* _TASK_:
Select every line below containing the word "Object".

— BEGIN MATERIAL FOR THIS TASK —

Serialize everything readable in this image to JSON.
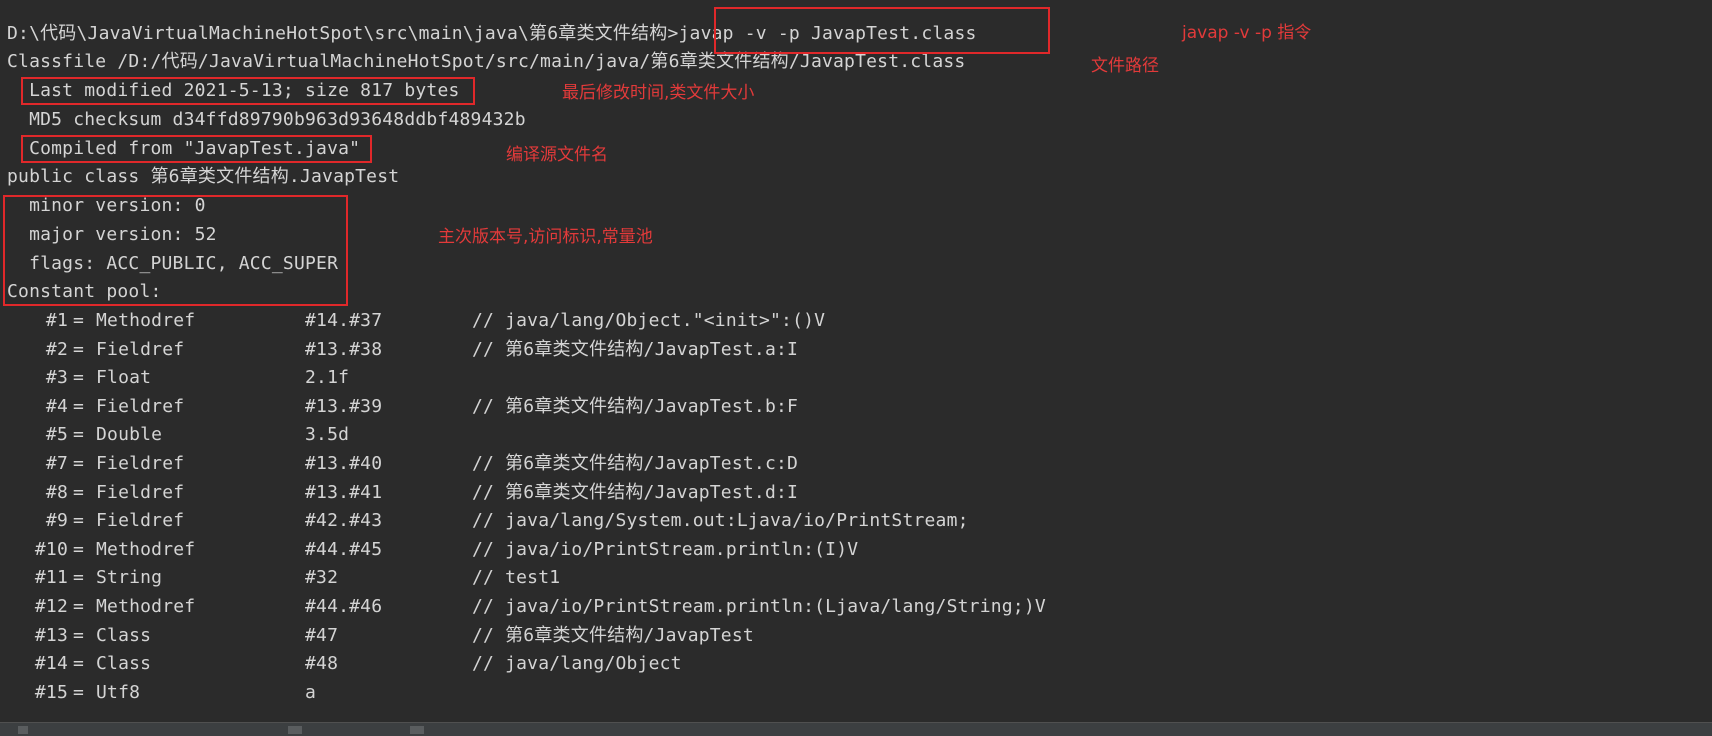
{
  "terminal": {
    "prompt_path": "D:\\代码\\JavaVirtualMachineHotSpot\\src\\main\\java\\第6章类文件结构",
    "prompt_sep": ">",
    "command": "javap -v -p JavapTest.class",
    "classfile": "Classfile /D:/代码/JavaVirtualMachineHotSpot/src/main/java/第6章类文件结构/JavapTest.class",
    "last_modified": "  Last modified 2021-5-13; size 817 bytes",
    "md5": "  MD5 checksum d34ffd89790b963d93648ddbf489432b",
    "compiled_from": "  Compiled from \"JavapTest.java\"",
    "class_decl": "public class 第6章类文件结构.JavapTest",
    "minor_version": "  minor version: 0",
    "major_version": "  major version: 52",
    "flags": "  flags: ACC_PUBLIC, ACC_SUPER",
    "constant_pool_header": "Constant pool:",
    "constant_pool": [
      {
        "idx": "#1",
        "eq": "=",
        "type": "Methodref",
        "ref": "#14.#37",
        "comment": "// java/lang/Object.\"<init>\":()V"
      },
      {
        "idx": "#2",
        "eq": "=",
        "type": "Fieldref",
        "ref": "#13.#38",
        "comment": "// 第6章类文件结构/JavapTest.a:I"
      },
      {
        "idx": "#3",
        "eq": "=",
        "type": "Float",
        "ref": "2.1f",
        "comment": ""
      },
      {
        "idx": "#4",
        "eq": "=",
        "type": "Fieldref",
        "ref": "#13.#39",
        "comment": "// 第6章类文件结构/JavapTest.b:F"
      },
      {
        "idx": "#5",
        "eq": "=",
        "type": "Double",
        "ref": "3.5d",
        "comment": ""
      },
      {
        "idx": "#7",
        "eq": "=",
        "type": "Fieldref",
        "ref": "#13.#40",
        "comment": "// 第6章类文件结构/JavapTest.c:D"
      },
      {
        "idx": "#8",
        "eq": "=",
        "type": "Fieldref",
        "ref": "#13.#41",
        "comment": "// 第6章类文件结构/JavapTest.d:I"
      },
      {
        "idx": "#9",
        "eq": "=",
        "type": "Fieldref",
        "ref": "#42.#43",
        "comment": "// java/lang/System.out:Ljava/io/PrintStream;"
      },
      {
        "idx": "#10",
        "eq": "=",
        "type": "Methodref",
        "ref": "#44.#45",
        "comment": "// java/io/PrintStream.println:(I)V"
      },
      {
        "idx": "#11",
        "eq": "=",
        "type": "String",
        "ref": "#32",
        "comment": "// test1"
      },
      {
        "idx": "#12",
        "eq": "=",
        "type": "Methodref",
        "ref": "#44.#46",
        "comment": "// java/io/PrintStream.println:(Ljava/lang/String;)V"
      },
      {
        "idx": "#13",
        "eq": "=",
        "type": "Class",
        "ref": "#47",
        "comment": "// 第6章类文件结构/JavapTest"
      },
      {
        "idx": "#14",
        "eq": "=",
        "type": "Class",
        "ref": "#48",
        "comment": "// java/lang/Object"
      },
      {
        "idx": "#15",
        "eq": "=",
        "type": "Utf8",
        "ref": "a",
        "comment": ""
      }
    ]
  },
  "annotations": {
    "command_note": "javap -v -p 指令",
    "path_note": "文件路径",
    "modified_note": "最后修改时间,类文件大小",
    "source_note": "编译源文件名",
    "version_note": "主次版本号,访问标识,常量池"
  },
  "colors": {
    "background": "#2b2b2b",
    "text": "#d4d4d4",
    "annotation": "#e23a3a"
  }
}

— END MATERIAL FOR THIS TASK —

* _FINAL RESULT_:
        "comment": "// java/lang/Object.\"<init>\":()V"
        "comment": "// java/lang/Object"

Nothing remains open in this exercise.